Stated problem | From the listing below, copy every line with the word "this".

Extracted information |
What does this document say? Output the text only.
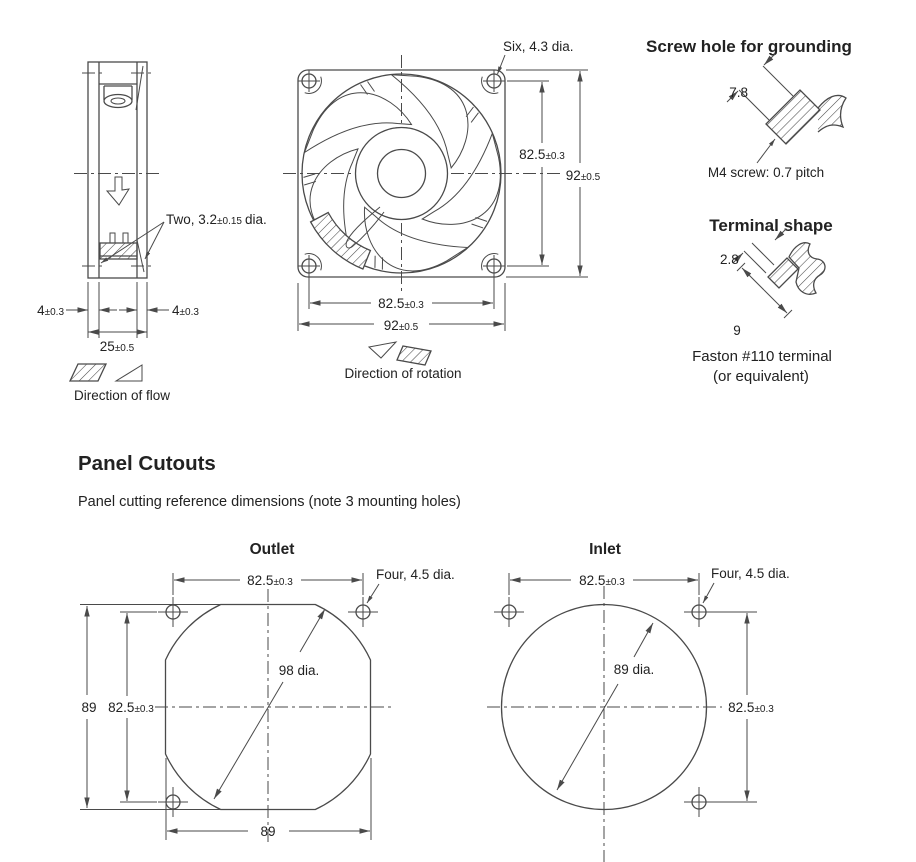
Two, 3.2±0.15 dia.
4±0.3	4±0.3
25±0.5
Direction of flow
Six, 4.3 dia.
82.5±0.3
92±0.5
82.5±0.3
92±0.5
Direction of rotation
Screw hole for grounding
7.8
M4 screw: 0.7 pitch
Terminal shape
2.8
9
Faston #110 terminal
(or equivalent)
Panel Cutouts
Panel cutting reference dimensions (note 3 mounting holes)
Outlet
82.5±0.3
Four, 4.5 dia.
89 82.5±0.3
98 dia.
89
Inlet
82.5±0.3
Four, 4.5 dia.
89 dia.
82.5±0.3
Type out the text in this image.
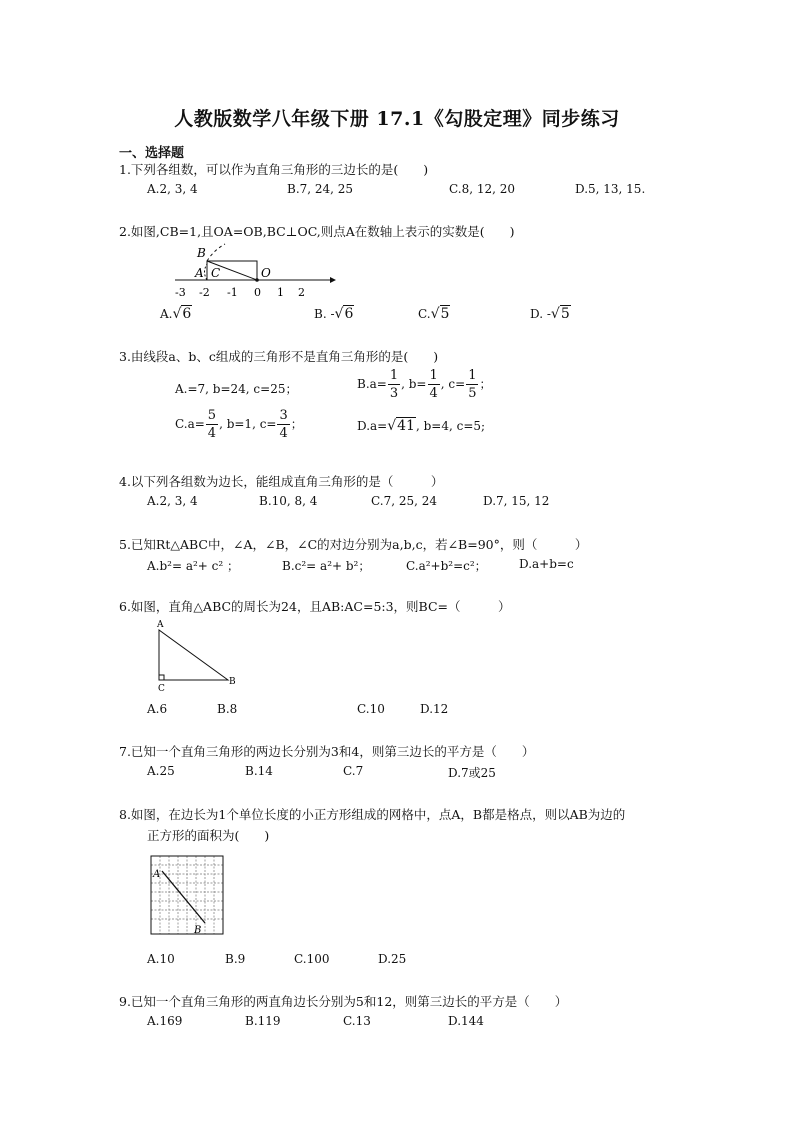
人教版数学八年级下册 17.1《勾股定理》同步练习
一、选择题
1.下列各组数，可以作为直角三角形的三边长的是(　　)
A.2, 3, 4	B.7, 24, 25	C.8, 12, 20	D.5, 13, 15.
2.如图,CB=1,且OA=OB,BC⊥OC,则点A在数轴上表示的实数是(　　)
B
A C	O
-3 -2 -1 0 1 2
A.√6	B. -√6	C.√5	D. -√5
3.由线段a、b、c组成的三角形不是直角三角形的是(　　)
A.=7, b=24, c=25；	$B.a= \frac{1}{3}$ , $b= \frac{1}{4}$ , $c= \frac{1}{5}$ ；
$C.a= \frac{5}{4}$ , b=1, $c= \frac{3}{4}$ ；	D.a=√41, b=4, c=5;
4.以下列各组数为边长，能组成直角三角形的是（　　　）
A.2, 3, 4	B.10, 8, 4	C.7, 25, 24	D.7, 15, 12
5.已知Rt△ABC中，∠A，∠B，∠C的对边分别为a,b,c，若∠B=90°，则（　　　）
A.b²= a²+ c² ；	B.c²= a²+ b²；	C.a²+b²=c²；	D.a+b=c
6.如图，直角△ABC的周长为24，且AB:AC=5:3，则BC=（　　　）
A
C
B
A.6	B.8	C.10	D.12
7.已知一个直角三角形的两边长分别为3和4，则第三边长的平方是（　　）
A.25	B.14	C.7	D.7或25
8.如图，在边长为1个单位长度的小正方形组成的网格中，点A，B都是格点，则以AB为边的
正方形的面积为(　　)
A
B
A.10	B.9	C.100	D.25
9.已知一个直角三角形的两直角边长分别为5和12，则第三边长的平方是（　　）
A.169	B.119	C.13	D.144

Finished task |
What does this document say? Output the text only.
Type out the text in this image.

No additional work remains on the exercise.